▽
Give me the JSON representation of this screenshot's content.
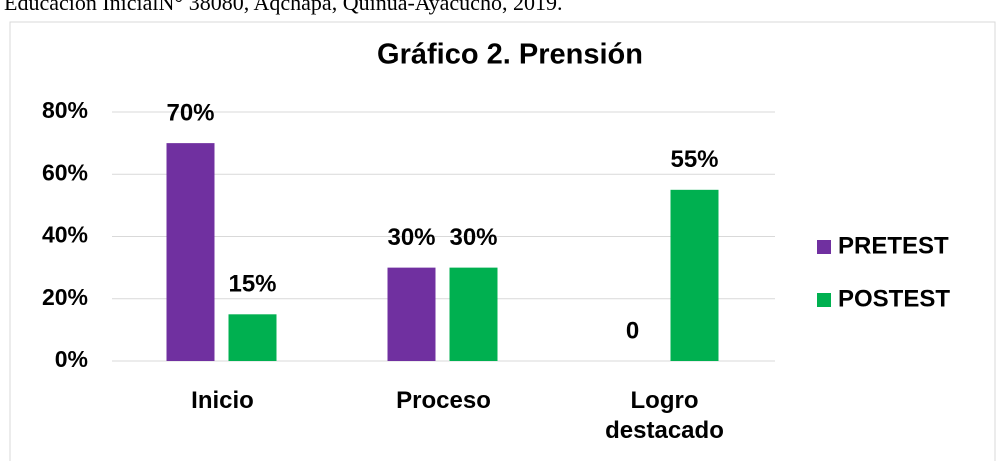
{
  "caption": "Educación InicialN° 38080, Aqchapa, Quinua-Ayacucho, 2019.",
  "chart_data": {
    "type": "bar",
    "title": "Gráfico 2. Prensión",
    "categories": [
      "Inicio",
      "Proceso",
      "Logro destacado"
    ],
    "series": [
      {
        "name": "PRETEST",
        "color": "#7030a0",
        "values": [
          70,
          30,
          0
        ],
        "value_labels": [
          "70%",
          "30%",
          "0"
        ]
      },
      {
        "name": "POSTEST",
        "color": "#00b050",
        "values": [
          15,
          30,
          55
        ],
        "value_labels": [
          "15%",
          "30%",
          "55%"
        ]
      }
    ],
    "ylim": [
      0,
      80
    ],
    "yticks": [
      {
        "value": 0,
        "label": "0%"
      },
      {
        "value": 20,
        "label": "20%"
      },
      {
        "value": 40,
        "label": "40%"
      },
      {
        "value": 60,
        "label": "60%"
      },
      {
        "value": 80,
        "label": "80%"
      }
    ],
    "grid": true,
    "legend": "right"
  }
}
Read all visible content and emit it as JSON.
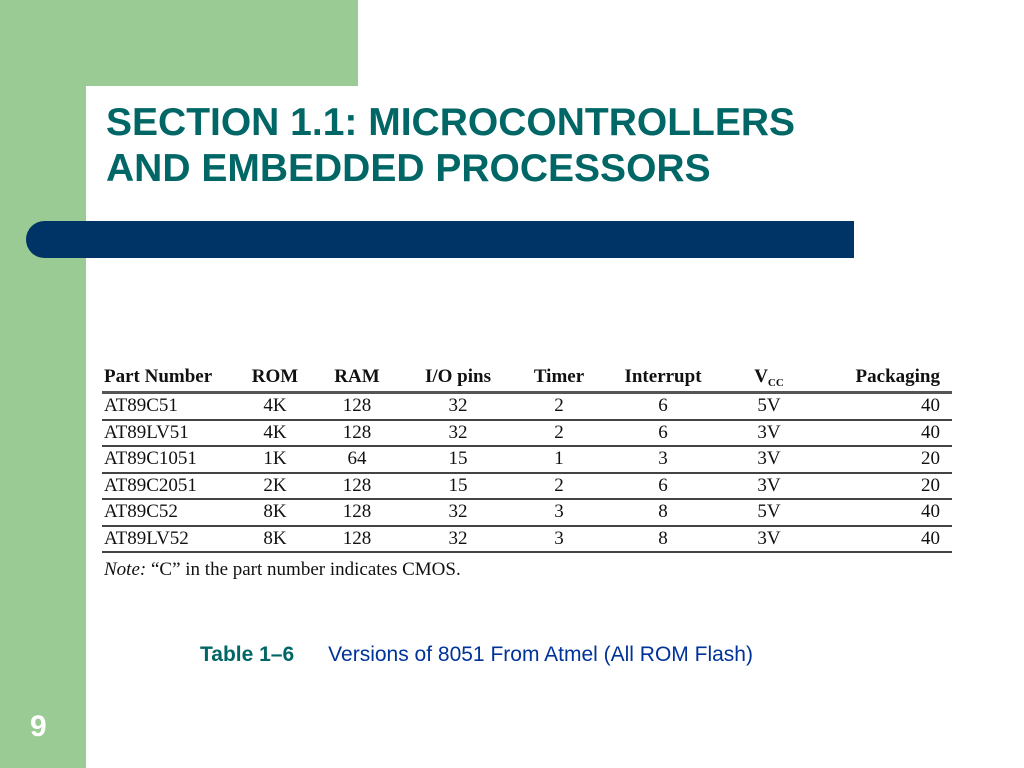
{
  "slide": {
    "title_line1": "SECTION 1.1: MICROCONTROLLERS",
    "title_line2": "AND EMBEDDED PROCESSORS",
    "page_number": "9"
  },
  "table": {
    "headers": [
      "Part Number",
      "ROM",
      "RAM",
      "I/O pins",
      "Timer",
      "Interrupt",
      "V",
      "Packaging"
    ],
    "vcc_sub": "CC",
    "rows": [
      [
        "AT89C51",
        "4K",
        "128",
        "32",
        "2",
        "6",
        "5V",
        "40"
      ],
      [
        "AT89LV51",
        "4K",
        "128",
        "32",
        "2",
        "6",
        "3V",
        "40"
      ],
      [
        "AT89C1051",
        "1K",
        "64",
        "15",
        "1",
        "3",
        "3V",
        "20"
      ],
      [
        "AT89C2051",
        "2K",
        "128",
        "15",
        "2",
        "6",
        "3V",
        "20"
      ],
      [
        "AT89C52",
        "8K",
        "128",
        "32",
        "3",
        "8",
        "5V",
        "40"
      ],
      [
        "AT89LV52",
        "8K",
        "128",
        "32",
        "3",
        "8",
        "3V",
        "40"
      ]
    ],
    "note_label": "Note:",
    "note_text": " “C” in the part number indicates CMOS."
  },
  "caption": {
    "label": "Table 1–6",
    "text": "Versions of 8051 From Atmel (All ROM Flash)"
  },
  "colors": {
    "green": "#9bcb94",
    "title_teal": "#006666",
    "bar_navy": "#003366",
    "caption_blue": "#003399"
  }
}
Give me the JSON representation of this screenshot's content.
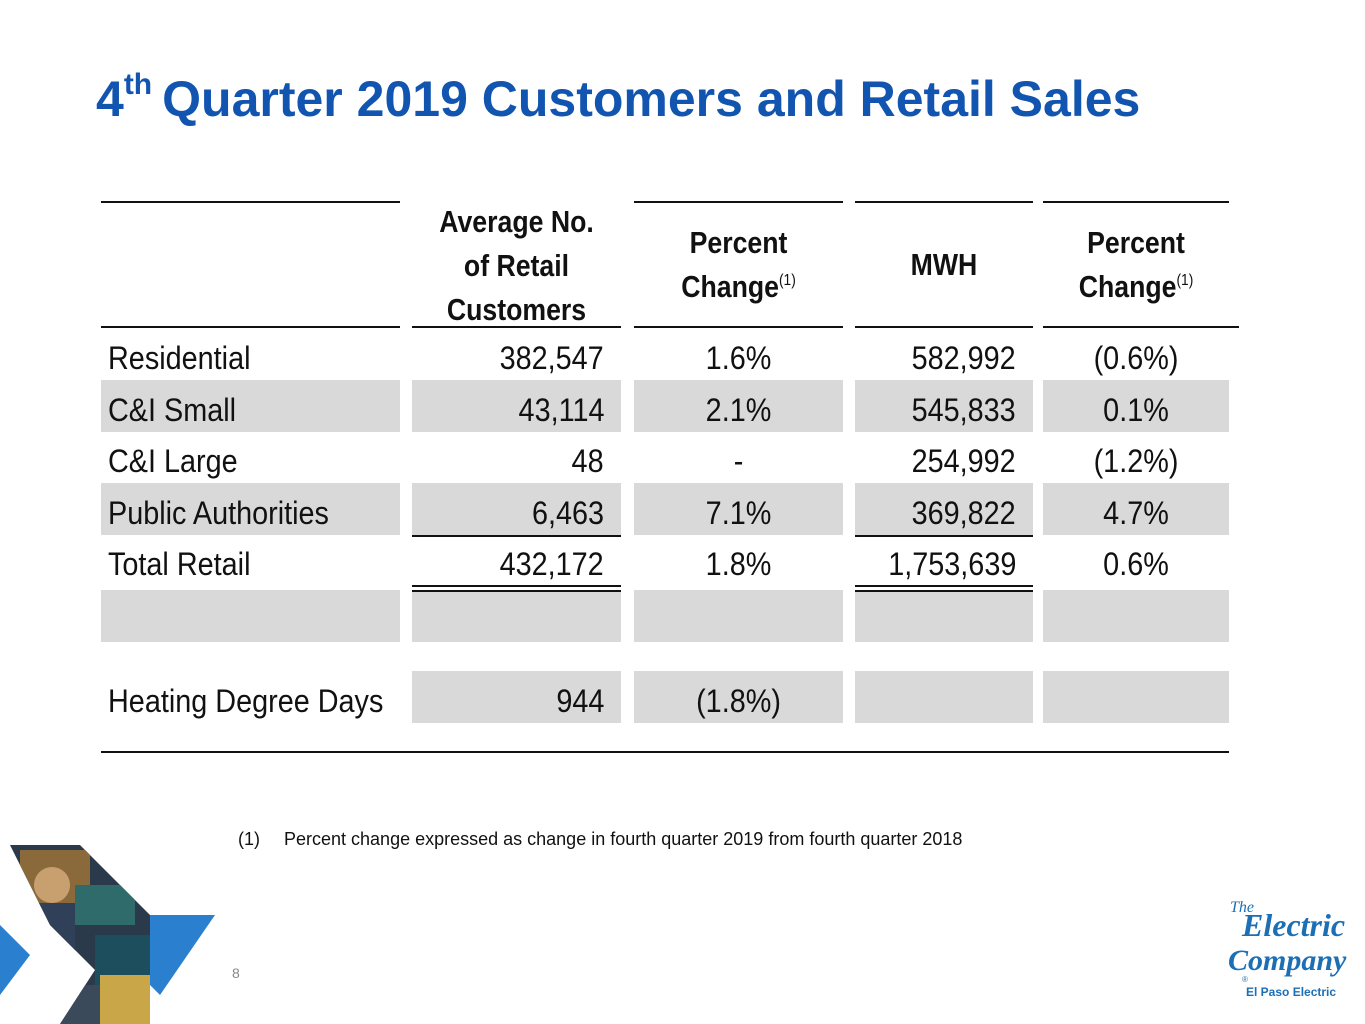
△
Transcribe every record above exactly, leaving out the pictures.

Give me the JSON representation of this screenshot's content.
{
  "caption": "Educación InicialN° 38080, Aqchapa, Quinua-Ayacucho, 2019.",
  "chart_data": {
    "type": "bar",
    "title": "Gráfico 2. Prensión",
    "categories": [
      "Inicio",
      "Proceso",
      "Logro destacado"
    ],
    "series": [
      {
        "name": "PRETEST",
        "color": "#7030a0",
        "values": [
          70,
          30,
          0
        ],
        "value_labels": [
          "70%",
          "30%",
          "0"
        ]
      },
      {
        "name": "POSTEST",
        "color": "#00b050",
        "values": [
          15,
          30,
          55
        ],
        "value_labels": [
          "15%",
          "30%",
          "55%"
        ]
      }
    ],
    "ylim": [
      0,
      80
    ],
    "yticks": [
      {
        "value": 0,
        "label": "0%"
      },
      {
        "value": 20,
        "label": "20%"
      },
      {
        "value": 40,
        "label": "40%"
      },
      {
        "value": 60,
        "label": "60%"
      },
      {
        "value": 80,
        "label": "80%"
      }
    ],
    "grid": true,
    "legend": "right"
  }
}
Read all visible content and emit it as JSON.
{
  "slide": {
    "title_line1": "SECTION 1.1: MICROCONTROLLERS",
    "title_line2": "AND EMBEDDED PROCESSORS",
    "page_number": "9"
  },
  "table": {
    "headers": [
      "Part Number",
      "ROM",
      "RAM",
      "I/O pins",
      "Timer",
      "Interrupt",
      "V",
      "Packaging"
    ],
    "vcc_sub": "CC",
    "rows": [
      [
        "AT89C51",
        "4K",
        "128",
        "32",
        "2",
        "6",
        "5V",
        "40"
      ],
      [
        "AT89LV51",
        "4K",
        "128",
        "32",
        "2",
        "6",
        "3V",
        "40"
      ],
      [
        "AT89C1051",
        "1K",
        "64",
        "15",
        "1",
        "3",
        "3V",
        "20"
      ],
      [
        "AT89C2051",
        "2K",
        "128",
        "15",
        "2",
        "6",
        "3V",
        "20"
      ],
      [
        "AT89C52",
        "8K",
        "128",
        "32",
        "3",
        "8",
        "5V",
        "40"
      ],
      [
        "AT89LV52",
        "8K",
        "128",
        "32",
        "3",
        "8",
        "3V",
        "40"
      ]
    ],
    "note_label": "Note:",
    "note_text": " “C” in the part number indicates CMOS."
  },
  "caption": {
    "label": "Table 1–6",
    "text": "Versions of 8051 From Atmel (All ROM Flash)"
  },
  "colors": {
    "green": "#9bcb94",
    "title_teal": "#006666",
    "bar_navy": "#003366",
    "caption_blue": "#003399"
  }
}
Give me the JSON representation of this screenshot's content.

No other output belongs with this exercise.